• Dataset excerpts
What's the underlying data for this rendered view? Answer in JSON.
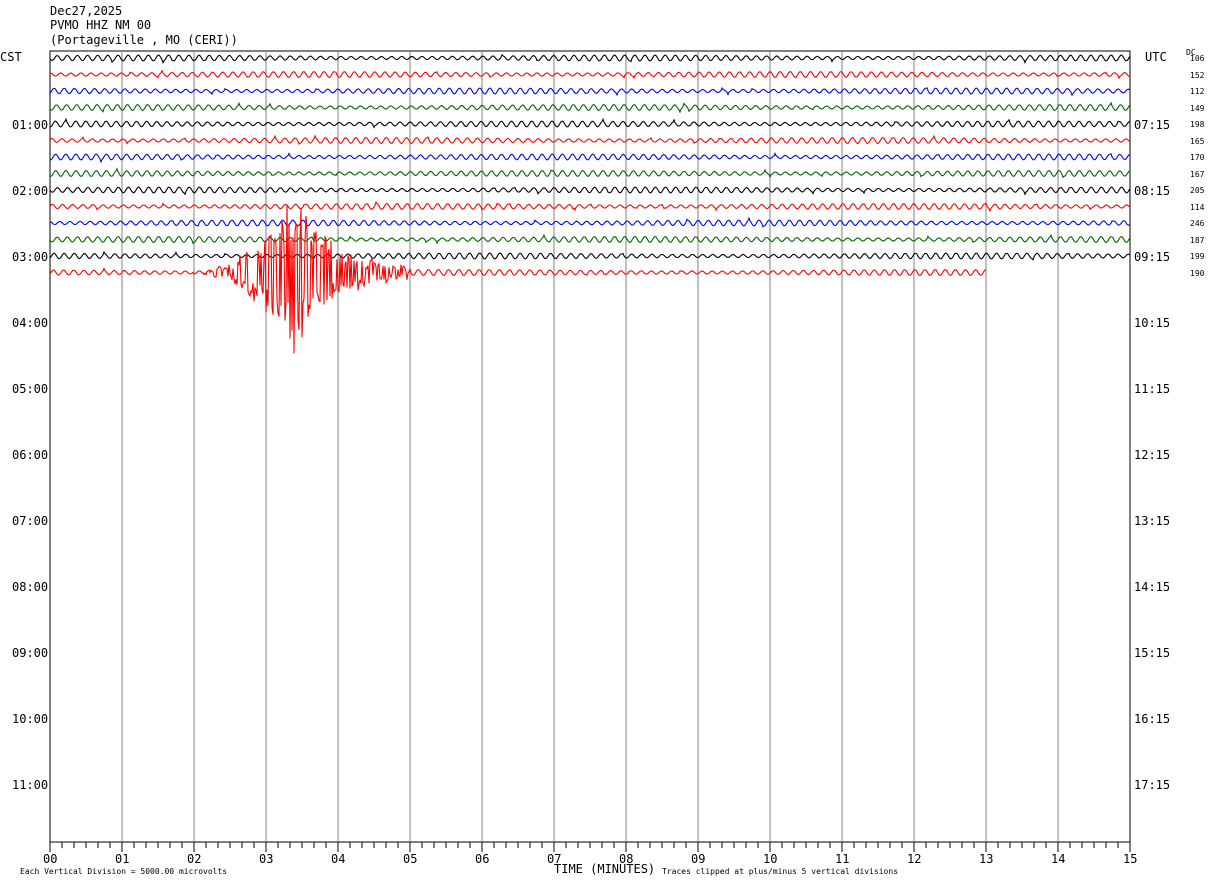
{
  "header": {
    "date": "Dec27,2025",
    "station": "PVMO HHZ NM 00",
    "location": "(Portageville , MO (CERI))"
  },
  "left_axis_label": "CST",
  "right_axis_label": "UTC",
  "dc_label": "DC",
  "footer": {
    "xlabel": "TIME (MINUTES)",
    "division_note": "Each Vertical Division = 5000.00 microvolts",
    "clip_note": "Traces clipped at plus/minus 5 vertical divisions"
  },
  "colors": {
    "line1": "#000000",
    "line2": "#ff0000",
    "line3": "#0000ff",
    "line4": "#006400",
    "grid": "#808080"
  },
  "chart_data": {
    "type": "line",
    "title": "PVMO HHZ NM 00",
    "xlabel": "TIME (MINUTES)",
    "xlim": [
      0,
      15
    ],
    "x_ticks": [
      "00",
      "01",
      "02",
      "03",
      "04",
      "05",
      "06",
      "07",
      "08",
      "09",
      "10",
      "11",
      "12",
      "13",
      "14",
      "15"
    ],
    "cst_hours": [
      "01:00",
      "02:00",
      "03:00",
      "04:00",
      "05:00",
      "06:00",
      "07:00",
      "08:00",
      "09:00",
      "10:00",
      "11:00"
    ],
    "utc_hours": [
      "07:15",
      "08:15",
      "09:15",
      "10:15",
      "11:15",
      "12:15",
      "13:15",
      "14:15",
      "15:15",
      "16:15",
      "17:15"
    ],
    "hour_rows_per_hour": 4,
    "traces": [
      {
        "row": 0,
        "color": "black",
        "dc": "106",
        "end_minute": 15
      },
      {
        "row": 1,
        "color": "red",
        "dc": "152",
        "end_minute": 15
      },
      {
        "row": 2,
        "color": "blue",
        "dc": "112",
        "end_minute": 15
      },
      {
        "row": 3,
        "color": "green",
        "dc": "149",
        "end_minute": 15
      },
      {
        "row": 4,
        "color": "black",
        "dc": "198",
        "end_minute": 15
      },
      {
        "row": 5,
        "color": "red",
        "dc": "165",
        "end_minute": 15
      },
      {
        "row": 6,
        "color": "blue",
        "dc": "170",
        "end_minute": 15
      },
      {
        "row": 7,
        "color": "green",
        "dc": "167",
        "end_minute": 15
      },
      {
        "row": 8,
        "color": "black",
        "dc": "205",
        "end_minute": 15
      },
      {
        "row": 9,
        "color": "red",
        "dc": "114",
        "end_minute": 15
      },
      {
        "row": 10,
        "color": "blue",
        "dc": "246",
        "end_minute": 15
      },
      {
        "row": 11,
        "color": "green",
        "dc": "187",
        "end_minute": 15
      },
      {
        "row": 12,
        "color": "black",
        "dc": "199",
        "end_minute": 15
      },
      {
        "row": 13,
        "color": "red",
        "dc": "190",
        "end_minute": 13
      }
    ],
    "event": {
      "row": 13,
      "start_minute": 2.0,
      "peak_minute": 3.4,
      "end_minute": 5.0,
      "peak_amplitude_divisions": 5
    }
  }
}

...

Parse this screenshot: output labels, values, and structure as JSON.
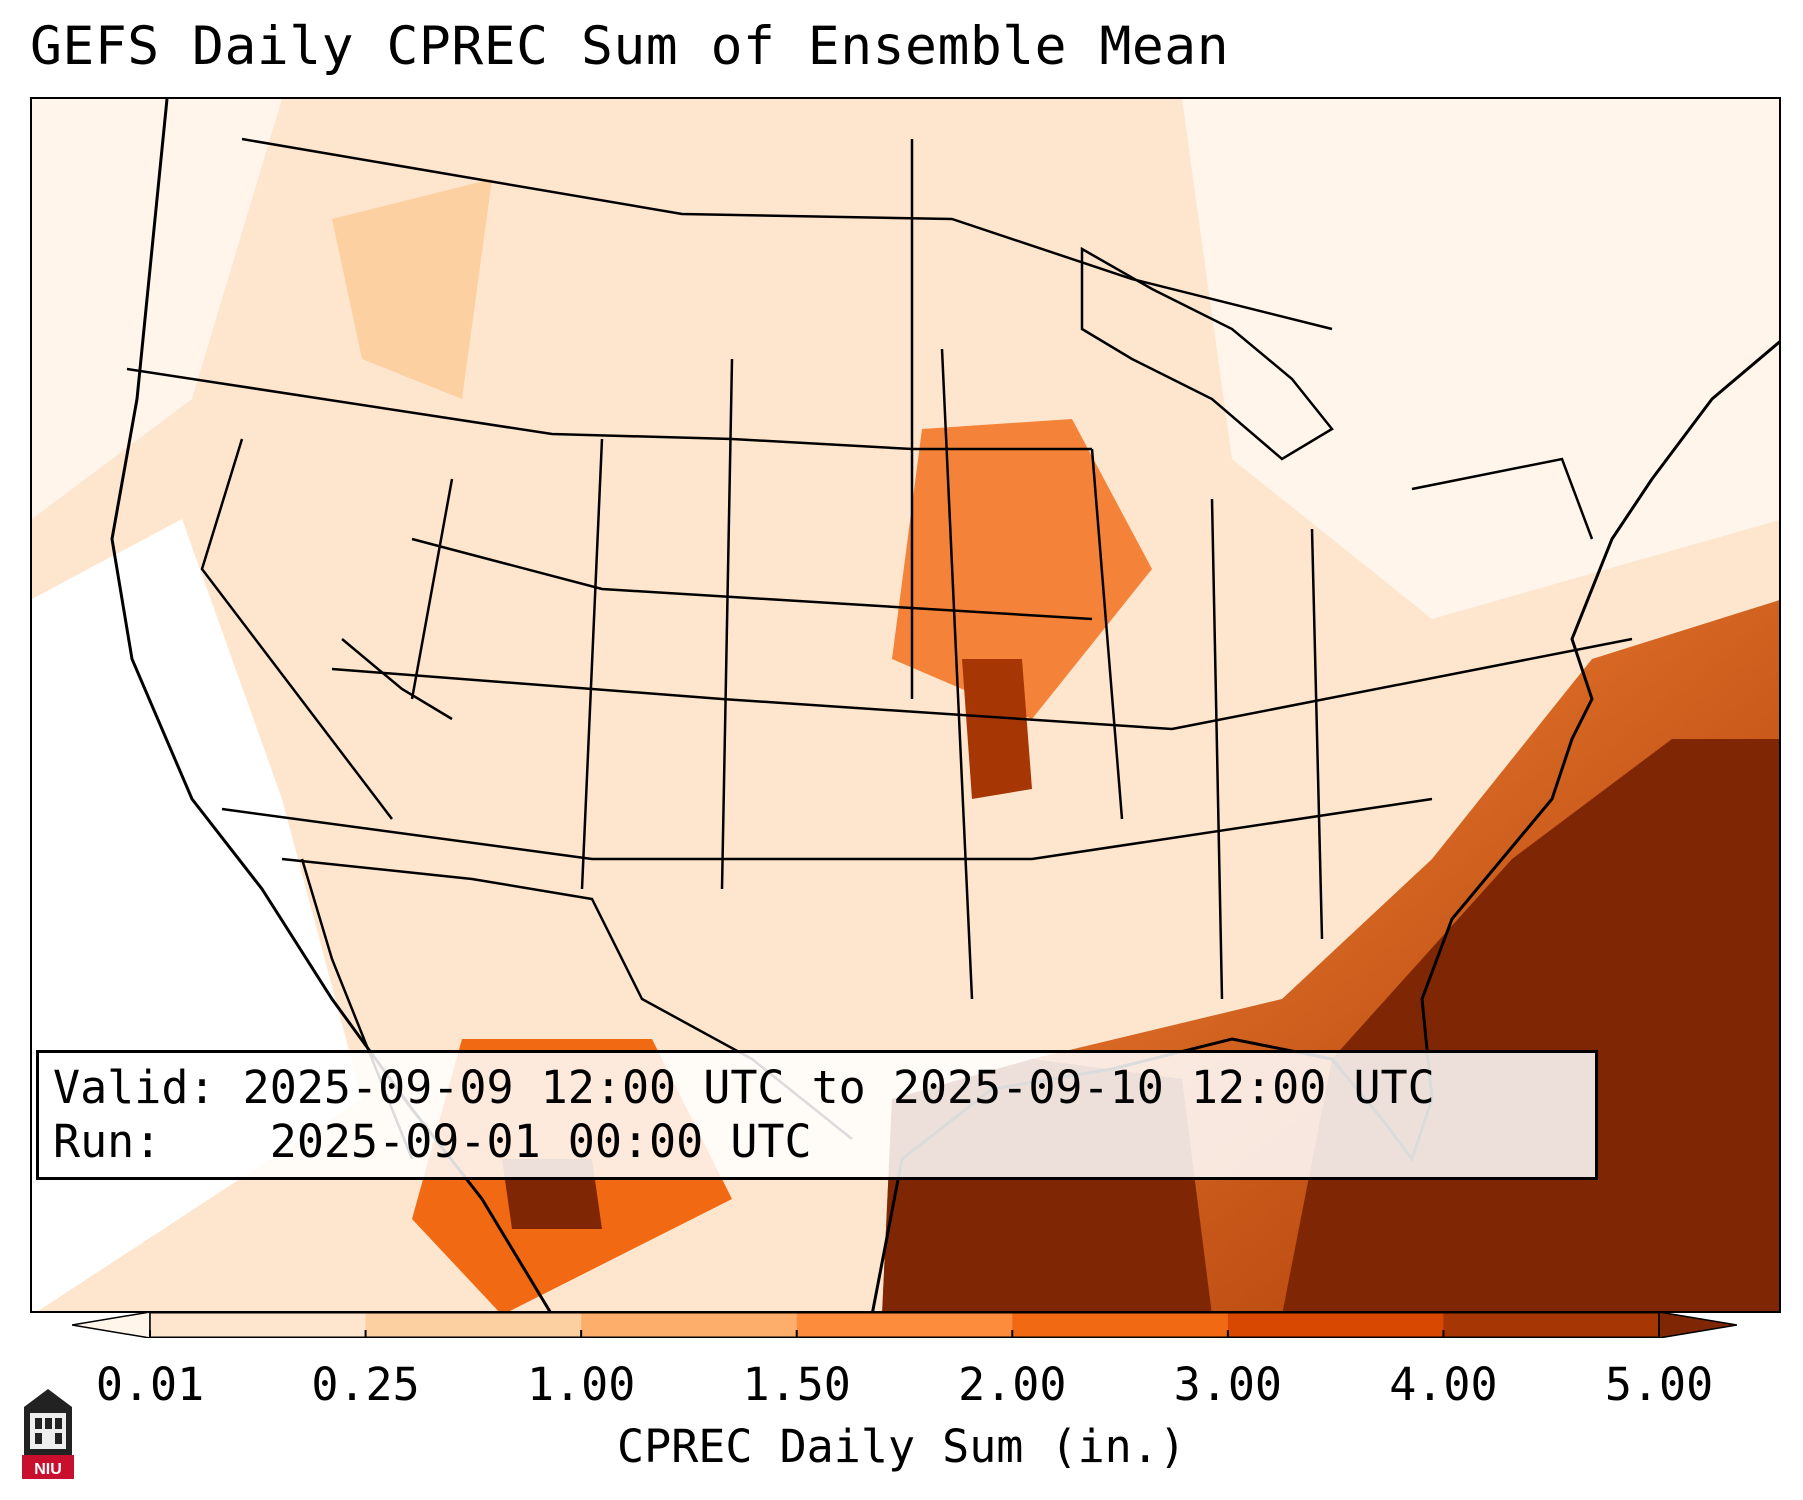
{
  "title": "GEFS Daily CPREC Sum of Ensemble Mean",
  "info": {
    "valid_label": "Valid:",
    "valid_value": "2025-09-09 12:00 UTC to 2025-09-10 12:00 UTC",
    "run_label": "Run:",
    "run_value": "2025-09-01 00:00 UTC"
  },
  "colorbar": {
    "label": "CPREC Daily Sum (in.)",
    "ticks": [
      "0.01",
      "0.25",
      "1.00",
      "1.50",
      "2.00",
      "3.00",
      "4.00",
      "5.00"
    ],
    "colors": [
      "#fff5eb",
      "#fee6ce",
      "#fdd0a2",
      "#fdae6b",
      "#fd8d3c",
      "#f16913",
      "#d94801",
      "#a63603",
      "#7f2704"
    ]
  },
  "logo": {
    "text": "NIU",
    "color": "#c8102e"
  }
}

• Stated task
Track down every line of the material containing the string "PVMO", and copy it.

• Solution
    "station": "PVMO HHZ NM 00",
    "title": "PVMO HHZ NM 00",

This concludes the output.